TASK INPUTS start
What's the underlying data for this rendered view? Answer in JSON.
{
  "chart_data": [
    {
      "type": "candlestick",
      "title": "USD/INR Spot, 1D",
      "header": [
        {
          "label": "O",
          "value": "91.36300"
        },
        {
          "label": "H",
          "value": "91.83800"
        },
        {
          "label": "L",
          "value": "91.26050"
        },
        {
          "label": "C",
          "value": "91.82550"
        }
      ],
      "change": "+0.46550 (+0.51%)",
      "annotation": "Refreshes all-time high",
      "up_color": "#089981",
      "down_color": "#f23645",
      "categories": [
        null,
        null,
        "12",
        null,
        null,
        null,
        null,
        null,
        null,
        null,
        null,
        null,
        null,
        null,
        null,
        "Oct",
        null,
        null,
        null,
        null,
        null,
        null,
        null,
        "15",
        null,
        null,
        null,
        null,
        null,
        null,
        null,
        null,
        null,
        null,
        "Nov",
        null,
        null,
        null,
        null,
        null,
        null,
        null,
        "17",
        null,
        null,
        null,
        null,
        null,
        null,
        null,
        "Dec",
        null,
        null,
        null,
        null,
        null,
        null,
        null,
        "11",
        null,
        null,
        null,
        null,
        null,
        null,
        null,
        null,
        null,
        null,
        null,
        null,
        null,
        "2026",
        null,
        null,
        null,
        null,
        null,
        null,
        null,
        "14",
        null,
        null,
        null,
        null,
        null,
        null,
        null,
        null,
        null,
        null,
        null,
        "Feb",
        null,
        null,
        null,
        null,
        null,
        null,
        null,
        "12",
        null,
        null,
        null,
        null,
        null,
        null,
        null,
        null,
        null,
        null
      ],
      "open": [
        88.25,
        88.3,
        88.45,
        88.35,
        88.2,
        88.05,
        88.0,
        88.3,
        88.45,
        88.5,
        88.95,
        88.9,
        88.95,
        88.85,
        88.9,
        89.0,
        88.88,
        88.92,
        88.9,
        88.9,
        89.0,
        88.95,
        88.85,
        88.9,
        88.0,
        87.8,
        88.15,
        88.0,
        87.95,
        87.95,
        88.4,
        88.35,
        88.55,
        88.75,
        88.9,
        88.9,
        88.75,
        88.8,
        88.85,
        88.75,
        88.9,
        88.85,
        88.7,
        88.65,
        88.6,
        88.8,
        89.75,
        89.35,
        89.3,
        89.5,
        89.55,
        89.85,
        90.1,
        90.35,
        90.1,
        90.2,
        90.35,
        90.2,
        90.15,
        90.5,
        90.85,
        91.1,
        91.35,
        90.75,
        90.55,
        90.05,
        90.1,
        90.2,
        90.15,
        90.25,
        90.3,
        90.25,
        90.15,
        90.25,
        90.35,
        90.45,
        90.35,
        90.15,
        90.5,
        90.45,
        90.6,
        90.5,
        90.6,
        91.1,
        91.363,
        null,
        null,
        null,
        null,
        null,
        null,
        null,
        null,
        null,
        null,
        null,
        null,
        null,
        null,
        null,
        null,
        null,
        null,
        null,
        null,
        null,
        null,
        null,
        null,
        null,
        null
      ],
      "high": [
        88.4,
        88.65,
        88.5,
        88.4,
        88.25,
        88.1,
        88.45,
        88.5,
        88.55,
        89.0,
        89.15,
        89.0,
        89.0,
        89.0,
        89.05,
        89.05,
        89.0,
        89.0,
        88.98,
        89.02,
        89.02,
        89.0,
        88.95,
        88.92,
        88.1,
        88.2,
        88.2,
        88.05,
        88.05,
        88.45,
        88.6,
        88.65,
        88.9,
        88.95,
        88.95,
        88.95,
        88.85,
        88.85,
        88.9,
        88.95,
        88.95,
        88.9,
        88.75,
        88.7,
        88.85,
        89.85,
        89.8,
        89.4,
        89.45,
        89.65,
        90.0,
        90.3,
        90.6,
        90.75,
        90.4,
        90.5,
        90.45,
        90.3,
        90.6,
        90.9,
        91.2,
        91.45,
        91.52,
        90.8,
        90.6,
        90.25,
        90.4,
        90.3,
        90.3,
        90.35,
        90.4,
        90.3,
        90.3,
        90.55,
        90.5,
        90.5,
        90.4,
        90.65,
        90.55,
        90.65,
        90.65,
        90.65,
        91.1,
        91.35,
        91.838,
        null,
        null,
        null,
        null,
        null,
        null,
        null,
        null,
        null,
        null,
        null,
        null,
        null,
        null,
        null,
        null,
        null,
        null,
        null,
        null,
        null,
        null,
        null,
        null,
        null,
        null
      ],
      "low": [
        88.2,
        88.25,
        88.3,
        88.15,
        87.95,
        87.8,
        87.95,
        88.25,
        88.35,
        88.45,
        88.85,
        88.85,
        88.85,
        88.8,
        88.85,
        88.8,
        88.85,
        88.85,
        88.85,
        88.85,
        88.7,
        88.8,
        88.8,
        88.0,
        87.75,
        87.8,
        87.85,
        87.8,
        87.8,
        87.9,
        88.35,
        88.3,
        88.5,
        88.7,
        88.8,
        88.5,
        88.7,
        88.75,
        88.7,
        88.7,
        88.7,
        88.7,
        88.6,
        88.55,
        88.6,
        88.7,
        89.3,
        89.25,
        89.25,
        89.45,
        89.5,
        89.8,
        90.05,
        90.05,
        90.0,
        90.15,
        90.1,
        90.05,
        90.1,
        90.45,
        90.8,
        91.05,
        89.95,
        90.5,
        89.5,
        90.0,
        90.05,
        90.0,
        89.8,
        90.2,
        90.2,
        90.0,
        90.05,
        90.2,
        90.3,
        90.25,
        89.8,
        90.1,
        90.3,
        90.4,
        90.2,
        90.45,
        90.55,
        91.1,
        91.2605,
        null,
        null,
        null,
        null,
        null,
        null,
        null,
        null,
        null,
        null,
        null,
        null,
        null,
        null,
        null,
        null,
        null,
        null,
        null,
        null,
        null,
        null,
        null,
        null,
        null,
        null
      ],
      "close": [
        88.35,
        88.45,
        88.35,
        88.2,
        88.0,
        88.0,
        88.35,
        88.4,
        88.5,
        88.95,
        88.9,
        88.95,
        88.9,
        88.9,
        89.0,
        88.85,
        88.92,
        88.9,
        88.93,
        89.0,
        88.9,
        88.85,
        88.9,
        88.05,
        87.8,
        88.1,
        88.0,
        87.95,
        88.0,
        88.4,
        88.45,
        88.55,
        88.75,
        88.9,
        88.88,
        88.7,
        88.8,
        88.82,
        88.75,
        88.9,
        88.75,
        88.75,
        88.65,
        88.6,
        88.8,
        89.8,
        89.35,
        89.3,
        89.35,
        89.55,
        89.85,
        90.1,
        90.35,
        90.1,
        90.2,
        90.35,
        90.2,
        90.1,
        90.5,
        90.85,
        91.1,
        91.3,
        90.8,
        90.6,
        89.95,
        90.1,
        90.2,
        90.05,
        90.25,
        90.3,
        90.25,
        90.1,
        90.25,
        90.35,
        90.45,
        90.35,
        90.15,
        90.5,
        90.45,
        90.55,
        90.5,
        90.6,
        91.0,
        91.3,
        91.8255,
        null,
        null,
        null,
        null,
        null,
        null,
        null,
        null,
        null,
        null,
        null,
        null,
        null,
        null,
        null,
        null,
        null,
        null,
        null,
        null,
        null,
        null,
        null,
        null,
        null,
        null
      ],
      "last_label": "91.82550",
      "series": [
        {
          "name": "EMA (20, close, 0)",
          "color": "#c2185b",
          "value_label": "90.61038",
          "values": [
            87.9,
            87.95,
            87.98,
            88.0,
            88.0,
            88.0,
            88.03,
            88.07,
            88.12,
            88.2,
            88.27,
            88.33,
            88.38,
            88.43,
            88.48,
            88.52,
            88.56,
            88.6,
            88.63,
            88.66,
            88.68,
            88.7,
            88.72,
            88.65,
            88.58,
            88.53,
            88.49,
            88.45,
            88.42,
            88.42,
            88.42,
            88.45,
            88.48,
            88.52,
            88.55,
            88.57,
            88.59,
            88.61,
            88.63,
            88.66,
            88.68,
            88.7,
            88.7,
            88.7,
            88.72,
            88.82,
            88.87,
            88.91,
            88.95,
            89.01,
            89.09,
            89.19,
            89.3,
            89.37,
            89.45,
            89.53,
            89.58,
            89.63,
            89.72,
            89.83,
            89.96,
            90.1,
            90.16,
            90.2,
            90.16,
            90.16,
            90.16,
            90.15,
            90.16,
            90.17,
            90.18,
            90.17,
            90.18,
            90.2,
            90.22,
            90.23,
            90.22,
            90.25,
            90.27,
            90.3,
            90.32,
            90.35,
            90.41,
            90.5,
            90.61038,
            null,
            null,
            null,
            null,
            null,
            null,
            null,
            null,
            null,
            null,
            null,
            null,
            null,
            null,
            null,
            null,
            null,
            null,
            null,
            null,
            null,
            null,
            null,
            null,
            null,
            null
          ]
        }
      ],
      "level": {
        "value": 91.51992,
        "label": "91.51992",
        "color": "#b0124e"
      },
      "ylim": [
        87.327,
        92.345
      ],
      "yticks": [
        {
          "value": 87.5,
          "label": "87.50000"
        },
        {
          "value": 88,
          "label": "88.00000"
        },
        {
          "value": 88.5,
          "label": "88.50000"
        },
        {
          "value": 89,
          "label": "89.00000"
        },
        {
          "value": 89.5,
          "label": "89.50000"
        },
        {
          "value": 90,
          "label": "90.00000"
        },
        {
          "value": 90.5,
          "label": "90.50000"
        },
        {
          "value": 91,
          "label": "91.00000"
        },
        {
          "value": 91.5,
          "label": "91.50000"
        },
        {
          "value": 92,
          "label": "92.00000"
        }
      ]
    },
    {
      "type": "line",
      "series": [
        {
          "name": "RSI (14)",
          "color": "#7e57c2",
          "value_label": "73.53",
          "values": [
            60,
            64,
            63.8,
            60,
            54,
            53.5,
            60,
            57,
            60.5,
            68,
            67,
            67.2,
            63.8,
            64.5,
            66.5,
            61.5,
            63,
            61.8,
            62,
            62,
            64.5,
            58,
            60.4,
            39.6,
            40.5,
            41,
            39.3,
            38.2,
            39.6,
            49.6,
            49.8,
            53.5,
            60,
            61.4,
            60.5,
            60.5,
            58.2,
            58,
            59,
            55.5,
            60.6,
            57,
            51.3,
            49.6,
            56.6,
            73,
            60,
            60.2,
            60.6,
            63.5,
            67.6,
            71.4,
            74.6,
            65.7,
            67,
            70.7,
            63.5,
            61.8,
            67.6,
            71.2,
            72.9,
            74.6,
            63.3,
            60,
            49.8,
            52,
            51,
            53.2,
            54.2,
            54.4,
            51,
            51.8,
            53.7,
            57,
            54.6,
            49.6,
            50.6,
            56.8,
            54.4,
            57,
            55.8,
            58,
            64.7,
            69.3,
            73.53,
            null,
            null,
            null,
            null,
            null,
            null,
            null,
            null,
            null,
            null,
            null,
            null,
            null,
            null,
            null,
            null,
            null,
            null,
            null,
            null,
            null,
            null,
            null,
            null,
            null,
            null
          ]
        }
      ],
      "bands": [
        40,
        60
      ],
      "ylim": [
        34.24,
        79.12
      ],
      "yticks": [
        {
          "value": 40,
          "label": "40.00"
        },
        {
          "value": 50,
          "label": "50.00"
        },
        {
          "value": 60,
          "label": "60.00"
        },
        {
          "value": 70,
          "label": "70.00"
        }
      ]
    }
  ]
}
TASK INPUTS end
OBJECTIVE:
Report the number of lines that contain "high", with no other words.

CORRECT RESULT:
2